[Data excerpts]
_ _ _
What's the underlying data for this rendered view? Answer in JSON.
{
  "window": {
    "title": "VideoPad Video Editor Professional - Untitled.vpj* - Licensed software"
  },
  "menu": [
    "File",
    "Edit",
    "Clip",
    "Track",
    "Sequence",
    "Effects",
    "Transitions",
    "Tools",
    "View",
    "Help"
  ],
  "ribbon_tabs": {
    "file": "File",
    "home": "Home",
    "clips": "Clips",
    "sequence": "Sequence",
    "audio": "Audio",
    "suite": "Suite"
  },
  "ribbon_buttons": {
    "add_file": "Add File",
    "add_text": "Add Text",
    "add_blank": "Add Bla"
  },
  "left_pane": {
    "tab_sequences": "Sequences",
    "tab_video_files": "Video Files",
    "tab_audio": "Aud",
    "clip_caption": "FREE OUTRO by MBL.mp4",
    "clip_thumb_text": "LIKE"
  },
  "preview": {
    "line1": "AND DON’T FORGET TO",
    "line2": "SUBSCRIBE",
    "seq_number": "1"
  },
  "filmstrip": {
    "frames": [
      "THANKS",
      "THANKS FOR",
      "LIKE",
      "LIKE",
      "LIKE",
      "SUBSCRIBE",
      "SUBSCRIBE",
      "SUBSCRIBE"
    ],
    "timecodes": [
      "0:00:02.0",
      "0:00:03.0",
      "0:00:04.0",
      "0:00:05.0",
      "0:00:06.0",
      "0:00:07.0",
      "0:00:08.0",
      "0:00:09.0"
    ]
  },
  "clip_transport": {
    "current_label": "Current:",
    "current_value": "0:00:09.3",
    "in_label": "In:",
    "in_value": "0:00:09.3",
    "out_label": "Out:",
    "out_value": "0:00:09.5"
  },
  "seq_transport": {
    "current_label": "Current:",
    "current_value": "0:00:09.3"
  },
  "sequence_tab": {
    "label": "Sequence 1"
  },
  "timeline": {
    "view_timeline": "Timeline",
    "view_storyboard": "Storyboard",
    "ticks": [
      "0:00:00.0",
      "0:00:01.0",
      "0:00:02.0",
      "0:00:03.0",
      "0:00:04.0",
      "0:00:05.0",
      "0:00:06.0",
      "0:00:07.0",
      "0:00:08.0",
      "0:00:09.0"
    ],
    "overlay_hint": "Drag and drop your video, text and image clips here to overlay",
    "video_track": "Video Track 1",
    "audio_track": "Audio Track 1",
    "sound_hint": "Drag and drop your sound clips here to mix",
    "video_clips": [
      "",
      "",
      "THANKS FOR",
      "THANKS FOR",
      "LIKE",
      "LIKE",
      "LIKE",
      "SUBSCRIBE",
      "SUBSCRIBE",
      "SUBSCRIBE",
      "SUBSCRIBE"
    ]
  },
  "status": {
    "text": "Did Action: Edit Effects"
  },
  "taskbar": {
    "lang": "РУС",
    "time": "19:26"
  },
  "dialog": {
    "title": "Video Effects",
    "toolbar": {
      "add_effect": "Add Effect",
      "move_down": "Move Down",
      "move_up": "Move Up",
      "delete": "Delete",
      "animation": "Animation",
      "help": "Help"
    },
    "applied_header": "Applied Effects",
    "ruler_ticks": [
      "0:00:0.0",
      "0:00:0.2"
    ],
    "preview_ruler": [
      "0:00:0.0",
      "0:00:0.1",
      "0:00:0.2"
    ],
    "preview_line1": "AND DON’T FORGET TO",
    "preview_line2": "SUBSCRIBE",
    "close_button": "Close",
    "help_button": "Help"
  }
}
_ _ _
Please reproduce each line exactly as written.

What's the underlying data for this rendered view? Answer in JSON.
{
  "window": {
    "title": "VideoPad Video Editor Professional - Untitled.vpj* - Licensed software"
  },
  "menu": [
    "File",
    "Edit",
    "Clip",
    "Track",
    "Sequence",
    "Effects",
    "Transitions",
    "Tools",
    "View",
    "Help"
  ],
  "ribbon_tabs": {
    "file": "File",
    "home": "Home",
    "clips": "Clips",
    "sequence": "Sequence",
    "audio": "Audio",
    "suite": "Suite"
  },
  "ribbon_buttons": {
    "add_file": "Add File",
    "add_text": "Add Text",
    "add_blank": "Add Bla"
  },
  "left_pane": {
    "tab_sequences": "Sequences",
    "tab_video_files": "Video Files",
    "tab_audio": "Aud",
    "clip_caption": "FREE OUTRO by MBL.mp4",
    "clip_thumb_text": "LIKE"
  },
  "preview": {
    "line1": "AND DON’T FORGET TO",
    "line2": "SUBSCRIBE",
    "seq_number": "1"
  },
  "filmstrip": {
    "frames": [
      "THANKS",
      "THANKS FOR",
      "LIKE",
      "LIKE",
      "LIKE",
      "SUBSCRIBE",
      "SUBSCRIBE",
      "SUBSCRIBE"
    ],
    "timecodes": [
      "0:00:02.0",
      "0:00:03.0",
      "0:00:04.0",
      "0:00:05.0",
      "0:00:06.0",
      "0:00:07.0",
      "0:00:08.0",
      "0:00:09.0"
    ]
  },
  "clip_transport": {
    "current_label": "Current:",
    "current_value": "0:00:09.3",
    "in_label": "In:",
    "in_value": "0:00:09.3",
    "out_label": "Out:",
    "out_value": "0:00:09.5"
  },
  "seq_transport": {
    "current_label": "Current:",
    "current_value": "0:00:09.3"
  },
  "sequence_tab": {
    "label": "Sequence 1"
  },
  "timeline": {
    "view_timeline": "Timeline",
    "view_storyboard": "Storyboard",
    "ticks": [
      "0:00:00.0",
      "0:00:01.0",
      "0:00:02.0",
      "0:00:03.0",
      "0:00:04.0",
      "0:00:05.0",
      "0:00:06.0",
      "0:00:07.0",
      "0:00:08.0",
      "0:00:09.0"
    ],
    "overlay_hint": "Drag and drop your video, text and image clips here to overlay",
    "video_track": "Video Track 1",
    "audio_track": "Audio Track 1",
    "sound_hint": "Drag and drop your sound clips here to mix",
    "video_clips": [
      "",
      "",
      "THANKS FOR",
      "THANKS FOR",
      "LIKE",
      "LIKE",
      "LIKE",
      "SUBSCRIBE",
      "SUBSCRIBE",
      "SUBSCRIBE",
      "SUBSCRIBE"
    ]
  },
  "status": {
    "text": "Did Action: Edit Effects"
  },
  "taskbar": {
    "lang": "РУС",
    "time": "19:26"
  },
  "dialog": {
    "title": "Video Effects",
    "toolbar": {
      "add_effect": "Add Effect",
      "move_down": "Move Down",
      "move_up": "Move Up",
      "delete": "Delete",
      "animation": "Animation",
      "help": "Help"
    },
    "applied_header": "Applied Effects",
    "ruler_ticks": [
      "0:00:0.0",
      "0:00:0.2"
    ],
    "preview_ruler": [
      "0:00:0.0",
      "0:00:0.1",
      "0:00:0.2"
    ],
    "preview_line1": "AND DON’T FORGET TO",
    "preview_line2": "SUBSCRIBE",
    "close_button": "Close",
    "help_button": "Help"
  }
}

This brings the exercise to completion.